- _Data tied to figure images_

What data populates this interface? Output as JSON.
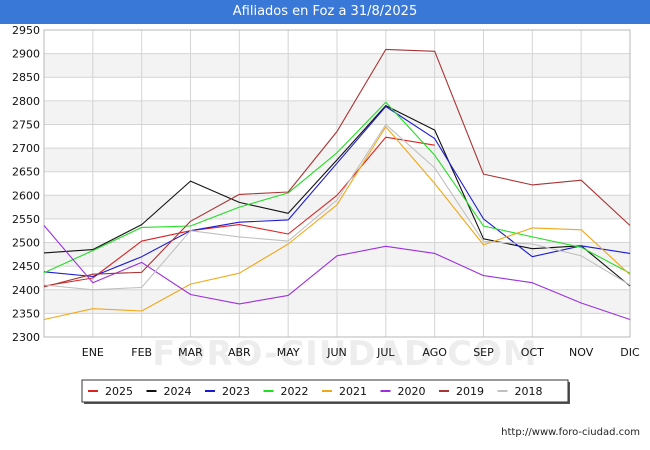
{
  "chart_data": {
    "type": "line",
    "title": "Afiliados en Foz a 31/8/2025",
    "categories": [
      "",
      "ENE",
      "FEB",
      "MAR",
      "ABR",
      "MAY",
      "JUN",
      "JUL",
      "AGO",
      "SEP",
      "OCT",
      "NOV",
      "DIC"
    ],
    "ylim": [
      2300,
      2950
    ],
    "yticks": [
      2300,
      2350,
      2400,
      2450,
      2500,
      2550,
      2600,
      2650,
      2700,
      2750,
      2800,
      2850,
      2900,
      2950
    ],
    "grid": true,
    "legend_position": "bottom",
    "series": [
      {
        "name": "2025",
        "color": "#dd2222",
        "values": [
          2408,
          2425,
          2503,
          2525,
          2538,
          2518,
          2600,
          2723,
          2706,
          null,
          null,
          null,
          null
        ]
      },
      {
        "name": "2024",
        "color": "#111111",
        "values": [
          2478,
          2485,
          2538,
          2630,
          2585,
          2562,
          2675,
          2790,
          2738,
          2508,
          2487,
          2493,
          2408
        ]
      },
      {
        "name": "2023",
        "color": "#1a1ad6",
        "values": [
          2438,
          2428,
          2470,
          2525,
          2543,
          2548,
          2668,
          2788,
          2720,
          2550,
          2470,
          2493,
          2477
        ]
      },
      {
        "name": "2022",
        "color": "#22dd22",
        "values": [
          2436,
          2483,
          2532,
          2535,
          2575,
          2605,
          2690,
          2797,
          2685,
          2535,
          2512,
          2490,
          2435
        ]
      },
      {
        "name": "2021",
        "color": "#f0a818",
        "values": [
          2337,
          2360,
          2355,
          2412,
          2435,
          2497,
          2580,
          2745,
          2625,
          2495,
          2531,
          2527,
          2432
        ]
      },
      {
        "name": "2020",
        "color": "#9b30e0",
        "values": [
          2536,
          2415,
          2458,
          2390,
          2370,
          2388,
          2472,
          2492,
          2477,
          2430,
          2415,
          2372,
          2337
        ]
      },
      {
        "name": "2019",
        "color": "#aa3333",
        "values": [
          2406,
          2433,
          2437,
          2545,
          2602,
          2607,
          2735,
          2909,
          2905,
          2645,
          2622,
          2632,
          2536
        ]
      },
      {
        "name": "2018",
        "color": "#c0c0c0",
        "values": [
          2410,
          2400,
          2405,
          2525,
          2512,
          2503,
          2590,
          2750,
          2658,
          2502,
          2497,
          2472,
          2410
        ]
      }
    ]
  },
  "watermark": "FORO-CIUDAD.COM",
  "source_url": "http://www.foro-ciudad.com"
}
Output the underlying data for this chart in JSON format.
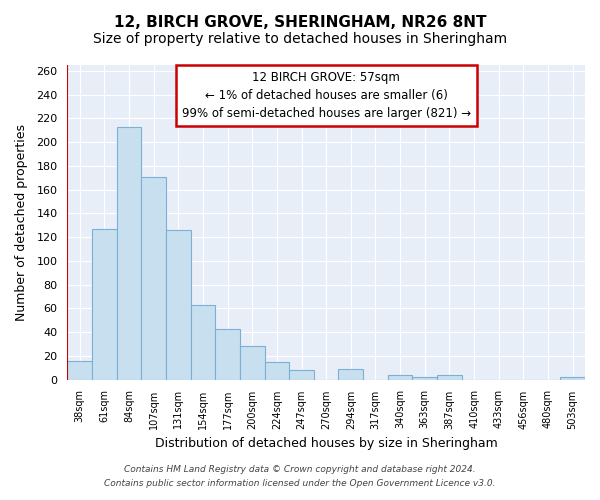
{
  "title": "12, BIRCH GROVE, SHERINGHAM, NR26 8NT",
  "subtitle": "Size of property relative to detached houses in Sheringham",
  "xlabel": "Distribution of detached houses by size in Sheringham",
  "ylabel": "Number of detached properties",
  "bar_labels": [
    "38sqm",
    "61sqm",
    "84sqm",
    "107sqm",
    "131sqm",
    "154sqm",
    "177sqm",
    "200sqm",
    "224sqm",
    "247sqm",
    "270sqm",
    "294sqm",
    "317sqm",
    "340sqm",
    "363sqm",
    "387sqm",
    "410sqm",
    "433sqm",
    "456sqm",
    "480sqm",
    "503sqm"
  ],
  "bar_values": [
    16,
    127,
    213,
    171,
    126,
    63,
    43,
    28,
    15,
    8,
    0,
    9,
    0,
    4,
    2,
    4,
    0,
    0,
    0,
    0,
    2
  ],
  "bar_color": "#c8dff0",
  "bar_edge_color": "#7bafd4",
  "highlight_color": "#cc0000",
  "annotation_title": "12 BIRCH GROVE: 57sqm",
  "annotation_line1": "← 1% of detached houses are smaller (6)",
  "annotation_line2": "99% of semi-detached houses are larger (821) →",
  "annotation_box_color": "#ffffff",
  "annotation_box_edge": "#cc0000",
  "ylim": [
    0,
    265
  ],
  "yticks": [
    0,
    20,
    40,
    60,
    80,
    100,
    120,
    140,
    160,
    180,
    200,
    220,
    240,
    260
  ],
  "footnote1": "Contains HM Land Registry data © Crown copyright and database right 2024.",
  "footnote2": "Contains public sector information licensed under the Open Government Licence v3.0.",
  "bg_color": "#ffffff",
  "plot_bg_color": "#e8eef8",
  "grid_color": "#ffffff",
  "title_fontsize": 11,
  "subtitle_fontsize": 10
}
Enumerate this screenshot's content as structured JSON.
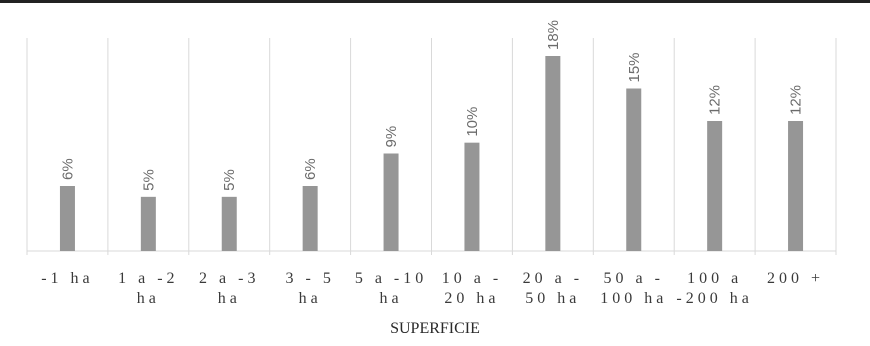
{
  "chart_data": {
    "type": "bar",
    "categories": [
      [
        "-1 ha"
      ],
      [
        "1 a -2",
        "ha"
      ],
      [
        "2 a -3",
        "ha"
      ],
      [
        "3 - 5",
        "ha"
      ],
      [
        "5 a -10",
        "ha"
      ],
      [
        "10 a -",
        "20 ha"
      ],
      [
        "20 a -",
        "50 ha"
      ],
      [
        "50 a -",
        "100 ha"
      ],
      [
        "100 a",
        "-200 ha"
      ],
      [
        "200 +"
      ]
    ],
    "values": [
      6,
      5,
      5,
      6,
      9,
      10,
      18,
      15,
      12,
      12
    ],
    "value_labels": [
      "6%",
      "5%",
      "5%",
      "6%",
      "9%",
      "10%",
      "18%",
      "15%",
      "12%",
      "12%"
    ],
    "xlabel": "SUPERFICIE",
    "ylabel": "",
    "bar_color": "#969696",
    "grid_color": "#d9d9d9",
    "grid": true
  }
}
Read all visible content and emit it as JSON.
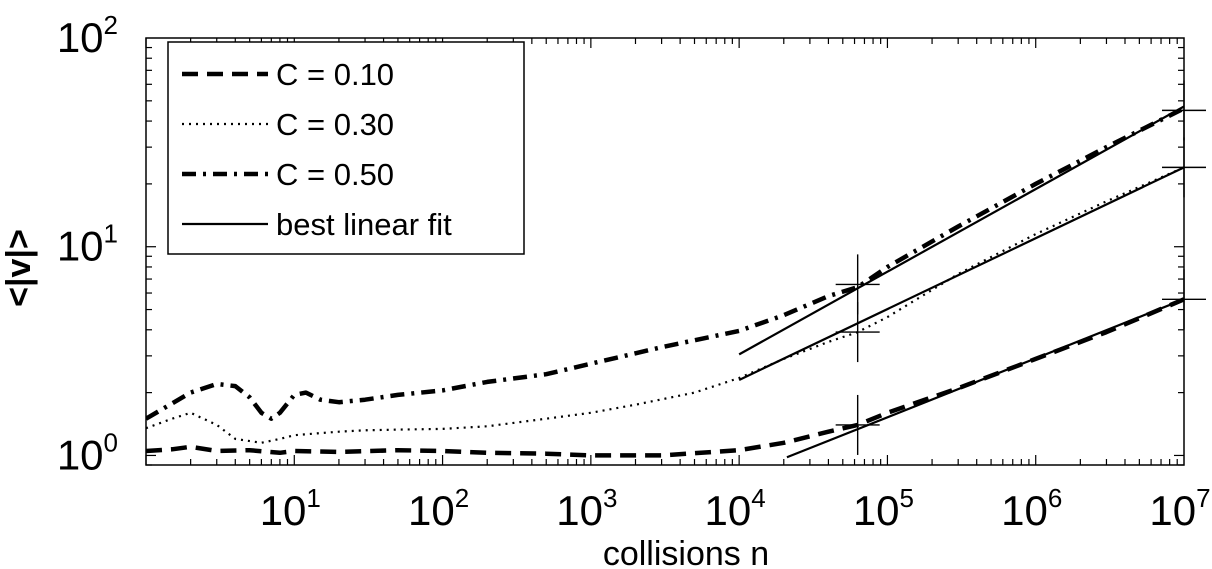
{
  "chart_data": {
    "type": "line",
    "title": "",
    "xlabel": "collisions n",
    "ylabel": "<|v|>",
    "xscale": "log",
    "yscale": "log",
    "xlim": [
      1,
      10000000
    ],
    "ylim": [
      0.9,
      100
    ],
    "x_ticks": [
      {
        "base": "10",
        "exp": "1",
        "value": 10
      },
      {
        "base": "10",
        "exp": "2",
        "value": 100
      },
      {
        "base": "10",
        "exp": "3",
        "value": 1000
      },
      {
        "base": "10",
        "exp": "4",
        "value": 10000
      },
      {
        "base": "10",
        "exp": "5",
        "value": 100000
      },
      {
        "base": "10",
        "exp": "6",
        "value": 1000000
      },
      {
        "base": "10",
        "exp": "7",
        "value": 10000000
      }
    ],
    "y_ticks": [
      {
        "base": "10",
        "exp": "0",
        "value": 1
      },
      {
        "base": "10",
        "exp": "1",
        "value": 10
      },
      {
        "base": "10",
        "exp": "2",
        "value": 100
      }
    ],
    "legend_position": "top-left",
    "series": [
      {
        "name": "C = 0.10",
        "style": "dashed",
        "x": [
          1,
          1.5,
          2,
          3,
          5,
          8,
          10,
          20,
          50,
          100,
          200,
          500,
          1000,
          3000,
          10000,
          20000,
          40000,
          63000,
          100000,
          300000,
          1000000,
          3000000,
          10000000
        ],
        "y": [
          1.05,
          1.07,
          1.1,
          1.05,
          1.06,
          1.03,
          1.05,
          1.04,
          1.06,
          1.05,
          1.03,
          1.02,
          1.0,
          1.0,
          1.06,
          1.15,
          1.3,
          1.4,
          1.6,
          2.1,
          2.9,
          3.9,
          5.6
        ]
      },
      {
        "name": "C = 0.30",
        "style": "dotted",
        "x": [
          1,
          1.5,
          2,
          3,
          4,
          6,
          8,
          10,
          15,
          20,
          30,
          50,
          100,
          200,
          500,
          1000,
          2000,
          5000,
          10000,
          20000,
          40000,
          63000,
          100000,
          300000,
          1000000,
          3000000,
          10000000
        ],
        "y": [
          1.35,
          1.5,
          1.6,
          1.4,
          1.2,
          1.15,
          1.2,
          1.25,
          1.28,
          1.3,
          1.32,
          1.33,
          1.34,
          1.38,
          1.5,
          1.6,
          1.75,
          2.0,
          2.35,
          2.9,
          3.5,
          3.9,
          4.6,
          7.4,
          11.5,
          16.5,
          24
        ]
      },
      {
        "name": "C = 0.50",
        "style": "dashdot",
        "x": [
          1,
          2,
          3,
          4,
          5,
          6,
          7,
          8,
          10,
          12,
          15,
          20,
          30,
          50,
          100,
          200,
          500,
          1000,
          3000,
          10000,
          20000,
          40000,
          63000,
          100000,
          300000,
          1000000,
          3000000,
          10000000
        ],
        "y": [
          1.5,
          2.0,
          2.2,
          2.15,
          1.9,
          1.6,
          1.5,
          1.6,
          1.95,
          2.0,
          1.85,
          1.8,
          1.85,
          1.95,
          2.05,
          2.25,
          2.45,
          2.75,
          3.3,
          3.95,
          4.7,
          5.8,
          6.4,
          8.0,
          12.5,
          20,
          30,
          46
        ]
      }
    ],
    "fit_lines": [
      {
        "name": "best linear fit",
        "x": [
          21000,
          10000000
        ],
        "y": [
          0.98,
          5.6
        ]
      },
      {
        "x": [
          10000,
          10000000
        ],
        "y": [
          2.3,
          24
        ]
      },
      {
        "x": [
          10000,
          10000000
        ],
        "y": [
          3.05,
          47
        ]
      }
    ],
    "error_markers": [
      {
        "x": 63000,
        "y": 1.4
      },
      {
        "x": 63000,
        "y": 3.9
      },
      {
        "x": 63000,
        "y": 6.6
      },
      {
        "x": 10000000,
        "y": 5.6
      },
      {
        "x": 10000000,
        "y": 24
      },
      {
        "x": 10000000,
        "y": 45
      }
    ]
  },
  "legend": {
    "items": [
      {
        "label": "C = 0.10",
        "style": "dashed"
      },
      {
        "label": "C = 0.30",
        "style": "dotted"
      },
      {
        "label": "C = 0.50",
        "style": "dashdot"
      },
      {
        "label": "best linear fit",
        "style": "solid"
      }
    ]
  }
}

- _WHAT YOU HAVE TO DO_
Write out every line from the entries where "BIRCH" appears.

- _SOLVED PROBLEM_
  "title": "12, BIRCH GROVE, SHERINGHAM, NR26 8NT",
  "annotation_title": "12 BIRCH GROVE: 57sqm",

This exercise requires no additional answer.